> WHAT IS BEING ASKED
In the entries below, count every line containing "color". Reply with the number alone.

> RECORDS SUPPLIED
________________________
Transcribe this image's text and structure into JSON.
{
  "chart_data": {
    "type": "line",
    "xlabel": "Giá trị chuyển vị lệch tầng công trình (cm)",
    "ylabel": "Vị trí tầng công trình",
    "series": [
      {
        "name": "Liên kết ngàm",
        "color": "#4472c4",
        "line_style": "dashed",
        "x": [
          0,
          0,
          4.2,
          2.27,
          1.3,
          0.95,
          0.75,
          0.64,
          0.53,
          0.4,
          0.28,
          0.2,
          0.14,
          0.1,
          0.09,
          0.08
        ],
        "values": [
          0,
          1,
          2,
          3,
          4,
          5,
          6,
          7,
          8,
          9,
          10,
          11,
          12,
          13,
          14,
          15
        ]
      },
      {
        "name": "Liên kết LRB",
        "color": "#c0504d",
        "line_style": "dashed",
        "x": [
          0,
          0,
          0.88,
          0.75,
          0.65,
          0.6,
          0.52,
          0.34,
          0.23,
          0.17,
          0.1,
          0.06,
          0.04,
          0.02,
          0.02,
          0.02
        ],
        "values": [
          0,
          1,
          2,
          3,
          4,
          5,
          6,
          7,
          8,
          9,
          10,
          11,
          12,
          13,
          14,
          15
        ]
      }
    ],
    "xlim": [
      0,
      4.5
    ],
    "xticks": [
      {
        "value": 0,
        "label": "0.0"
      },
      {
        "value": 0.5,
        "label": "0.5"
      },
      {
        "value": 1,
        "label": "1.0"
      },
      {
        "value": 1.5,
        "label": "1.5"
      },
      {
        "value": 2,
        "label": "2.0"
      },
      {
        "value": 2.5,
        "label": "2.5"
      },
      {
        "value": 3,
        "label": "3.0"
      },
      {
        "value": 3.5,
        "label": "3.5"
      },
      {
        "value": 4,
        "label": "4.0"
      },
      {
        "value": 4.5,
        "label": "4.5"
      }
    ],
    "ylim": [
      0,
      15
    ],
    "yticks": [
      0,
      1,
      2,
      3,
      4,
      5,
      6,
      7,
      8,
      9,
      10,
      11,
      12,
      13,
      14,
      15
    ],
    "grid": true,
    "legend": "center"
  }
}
________________________
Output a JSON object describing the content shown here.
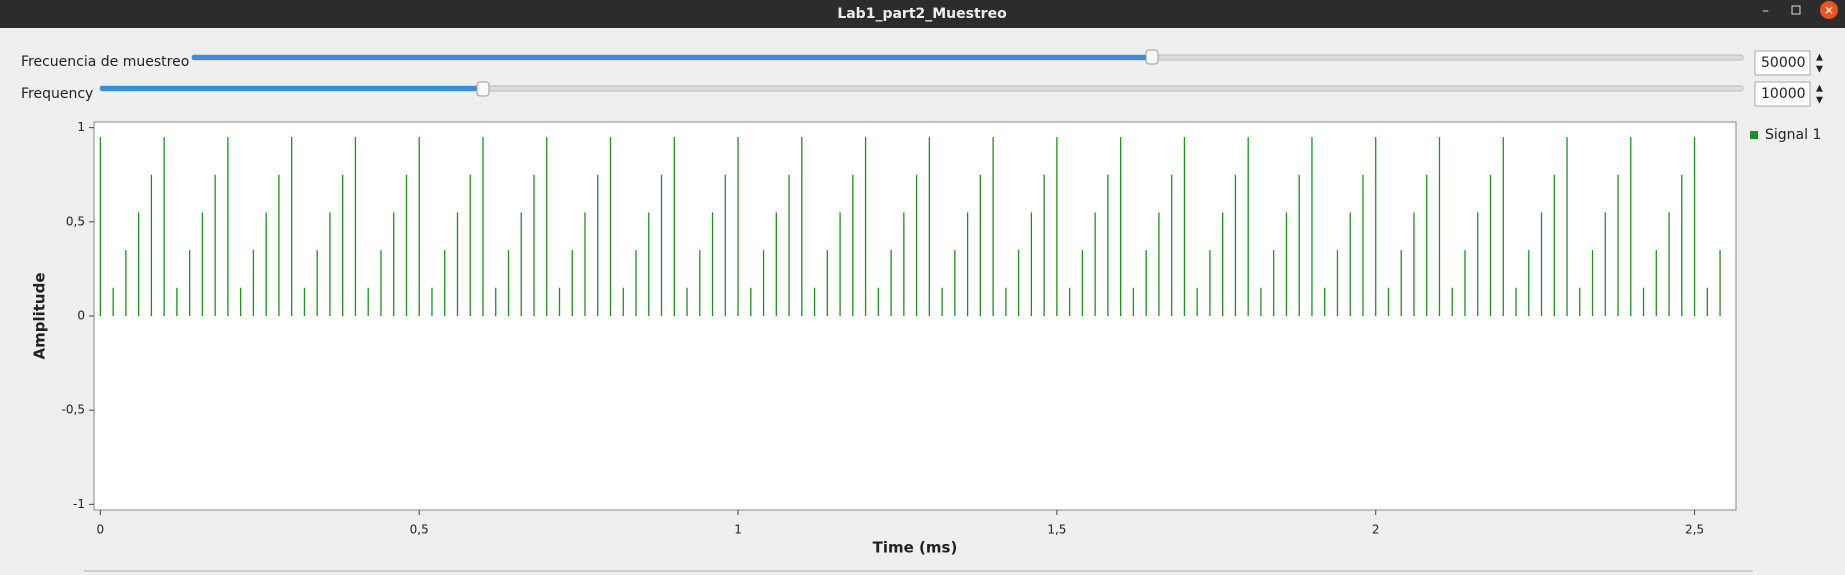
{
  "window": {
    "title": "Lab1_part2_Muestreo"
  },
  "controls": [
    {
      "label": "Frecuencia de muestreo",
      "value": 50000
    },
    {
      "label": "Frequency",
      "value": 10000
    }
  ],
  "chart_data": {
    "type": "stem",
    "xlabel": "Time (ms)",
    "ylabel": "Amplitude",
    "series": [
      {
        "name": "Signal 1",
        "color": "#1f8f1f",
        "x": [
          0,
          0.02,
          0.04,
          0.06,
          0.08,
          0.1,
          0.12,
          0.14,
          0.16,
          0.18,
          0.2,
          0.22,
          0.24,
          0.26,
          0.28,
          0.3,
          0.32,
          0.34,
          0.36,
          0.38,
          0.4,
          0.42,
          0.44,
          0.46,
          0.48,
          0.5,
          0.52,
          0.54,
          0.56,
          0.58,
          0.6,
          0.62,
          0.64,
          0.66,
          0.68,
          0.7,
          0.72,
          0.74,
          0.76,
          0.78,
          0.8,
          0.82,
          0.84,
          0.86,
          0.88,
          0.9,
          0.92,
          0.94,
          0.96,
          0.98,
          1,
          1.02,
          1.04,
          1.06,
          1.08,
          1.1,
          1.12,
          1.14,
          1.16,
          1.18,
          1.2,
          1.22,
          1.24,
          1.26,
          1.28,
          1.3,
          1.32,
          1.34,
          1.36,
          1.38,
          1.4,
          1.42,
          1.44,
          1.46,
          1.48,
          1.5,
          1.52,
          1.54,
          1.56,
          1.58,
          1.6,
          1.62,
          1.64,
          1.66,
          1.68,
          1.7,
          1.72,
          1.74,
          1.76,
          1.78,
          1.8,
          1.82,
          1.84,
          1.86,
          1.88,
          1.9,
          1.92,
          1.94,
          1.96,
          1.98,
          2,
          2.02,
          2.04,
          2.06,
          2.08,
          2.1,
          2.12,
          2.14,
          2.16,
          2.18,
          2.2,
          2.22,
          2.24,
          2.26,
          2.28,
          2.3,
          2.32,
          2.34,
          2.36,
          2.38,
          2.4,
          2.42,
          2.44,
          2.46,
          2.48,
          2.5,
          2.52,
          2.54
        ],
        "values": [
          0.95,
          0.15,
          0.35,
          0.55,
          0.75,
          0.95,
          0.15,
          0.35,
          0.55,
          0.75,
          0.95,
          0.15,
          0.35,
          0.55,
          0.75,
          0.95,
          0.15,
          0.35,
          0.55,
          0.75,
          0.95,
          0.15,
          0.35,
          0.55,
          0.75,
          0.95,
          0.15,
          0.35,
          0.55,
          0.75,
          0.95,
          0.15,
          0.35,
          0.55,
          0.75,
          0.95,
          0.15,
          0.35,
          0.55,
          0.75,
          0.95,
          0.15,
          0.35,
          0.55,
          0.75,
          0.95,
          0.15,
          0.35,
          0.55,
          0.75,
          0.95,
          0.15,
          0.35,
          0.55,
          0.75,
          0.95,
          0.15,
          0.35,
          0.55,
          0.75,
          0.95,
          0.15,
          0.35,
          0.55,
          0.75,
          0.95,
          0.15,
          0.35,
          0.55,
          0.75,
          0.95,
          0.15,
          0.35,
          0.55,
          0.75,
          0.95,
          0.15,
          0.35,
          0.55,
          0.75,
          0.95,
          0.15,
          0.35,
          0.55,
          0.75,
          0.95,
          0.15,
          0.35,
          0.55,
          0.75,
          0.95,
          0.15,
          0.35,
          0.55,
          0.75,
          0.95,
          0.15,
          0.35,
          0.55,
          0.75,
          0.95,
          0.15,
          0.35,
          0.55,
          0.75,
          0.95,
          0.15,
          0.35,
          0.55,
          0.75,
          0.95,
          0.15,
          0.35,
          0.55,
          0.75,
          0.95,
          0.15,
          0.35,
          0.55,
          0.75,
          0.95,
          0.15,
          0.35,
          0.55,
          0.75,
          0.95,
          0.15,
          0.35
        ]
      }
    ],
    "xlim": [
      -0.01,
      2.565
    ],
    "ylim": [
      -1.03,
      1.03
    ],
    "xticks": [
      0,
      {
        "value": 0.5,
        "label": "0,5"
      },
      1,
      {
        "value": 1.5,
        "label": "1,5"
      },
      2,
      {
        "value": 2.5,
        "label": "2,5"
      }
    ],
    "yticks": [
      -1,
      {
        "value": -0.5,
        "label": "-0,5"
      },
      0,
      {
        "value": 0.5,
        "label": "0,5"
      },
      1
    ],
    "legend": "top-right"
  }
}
________________________
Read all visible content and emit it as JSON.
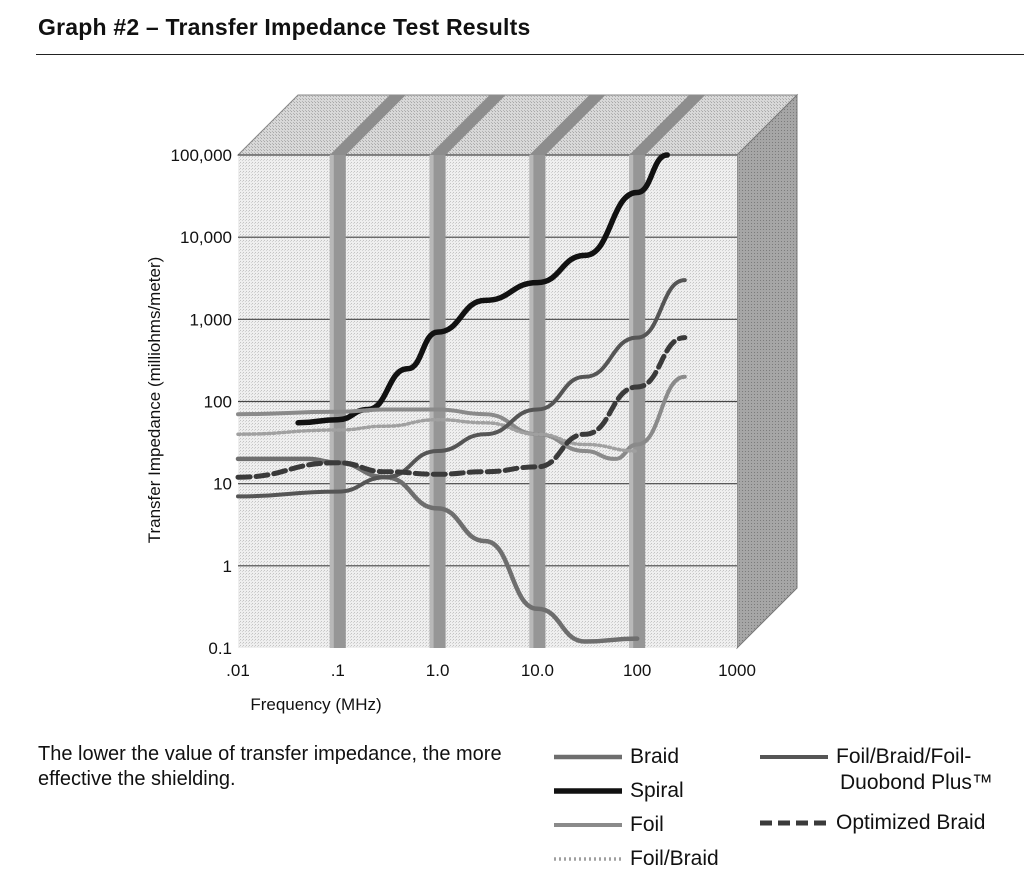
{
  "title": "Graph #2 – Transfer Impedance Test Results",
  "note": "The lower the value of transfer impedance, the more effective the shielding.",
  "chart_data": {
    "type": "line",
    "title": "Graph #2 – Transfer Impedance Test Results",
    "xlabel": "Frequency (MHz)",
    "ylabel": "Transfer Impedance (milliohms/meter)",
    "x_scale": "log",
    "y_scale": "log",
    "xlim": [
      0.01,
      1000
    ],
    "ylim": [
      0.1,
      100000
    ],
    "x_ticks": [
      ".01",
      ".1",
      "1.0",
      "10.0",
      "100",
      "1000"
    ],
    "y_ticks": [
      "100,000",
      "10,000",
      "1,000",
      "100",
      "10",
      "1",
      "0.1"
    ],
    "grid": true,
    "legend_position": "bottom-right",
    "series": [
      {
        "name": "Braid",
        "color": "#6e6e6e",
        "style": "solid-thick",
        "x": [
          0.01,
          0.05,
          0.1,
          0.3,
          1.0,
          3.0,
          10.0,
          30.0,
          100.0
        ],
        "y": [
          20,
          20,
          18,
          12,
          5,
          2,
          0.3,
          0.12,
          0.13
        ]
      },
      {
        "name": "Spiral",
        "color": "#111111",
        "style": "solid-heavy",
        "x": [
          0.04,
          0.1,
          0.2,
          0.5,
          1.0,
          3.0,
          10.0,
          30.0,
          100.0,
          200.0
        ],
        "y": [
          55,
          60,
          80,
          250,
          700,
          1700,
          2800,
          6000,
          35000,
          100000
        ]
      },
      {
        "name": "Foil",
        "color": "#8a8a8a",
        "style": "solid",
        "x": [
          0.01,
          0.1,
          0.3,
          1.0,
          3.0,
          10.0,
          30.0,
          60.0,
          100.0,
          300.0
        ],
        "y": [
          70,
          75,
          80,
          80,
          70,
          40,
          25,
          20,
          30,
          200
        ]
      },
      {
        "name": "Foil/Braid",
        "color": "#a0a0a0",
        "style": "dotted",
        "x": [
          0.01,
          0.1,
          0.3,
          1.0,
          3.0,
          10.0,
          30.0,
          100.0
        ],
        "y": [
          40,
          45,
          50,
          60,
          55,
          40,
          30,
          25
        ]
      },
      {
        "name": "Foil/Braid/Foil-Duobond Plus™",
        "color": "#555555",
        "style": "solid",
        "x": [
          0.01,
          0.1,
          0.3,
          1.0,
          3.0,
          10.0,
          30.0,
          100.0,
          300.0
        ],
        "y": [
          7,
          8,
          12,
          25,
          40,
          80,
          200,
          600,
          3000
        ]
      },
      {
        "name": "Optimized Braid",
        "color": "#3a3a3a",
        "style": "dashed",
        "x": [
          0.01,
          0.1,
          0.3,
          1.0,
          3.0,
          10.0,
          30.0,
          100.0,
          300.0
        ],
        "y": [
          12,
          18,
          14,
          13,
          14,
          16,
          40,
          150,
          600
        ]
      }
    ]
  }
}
________________________
> ANSWER FOR THIS EXERCISE
9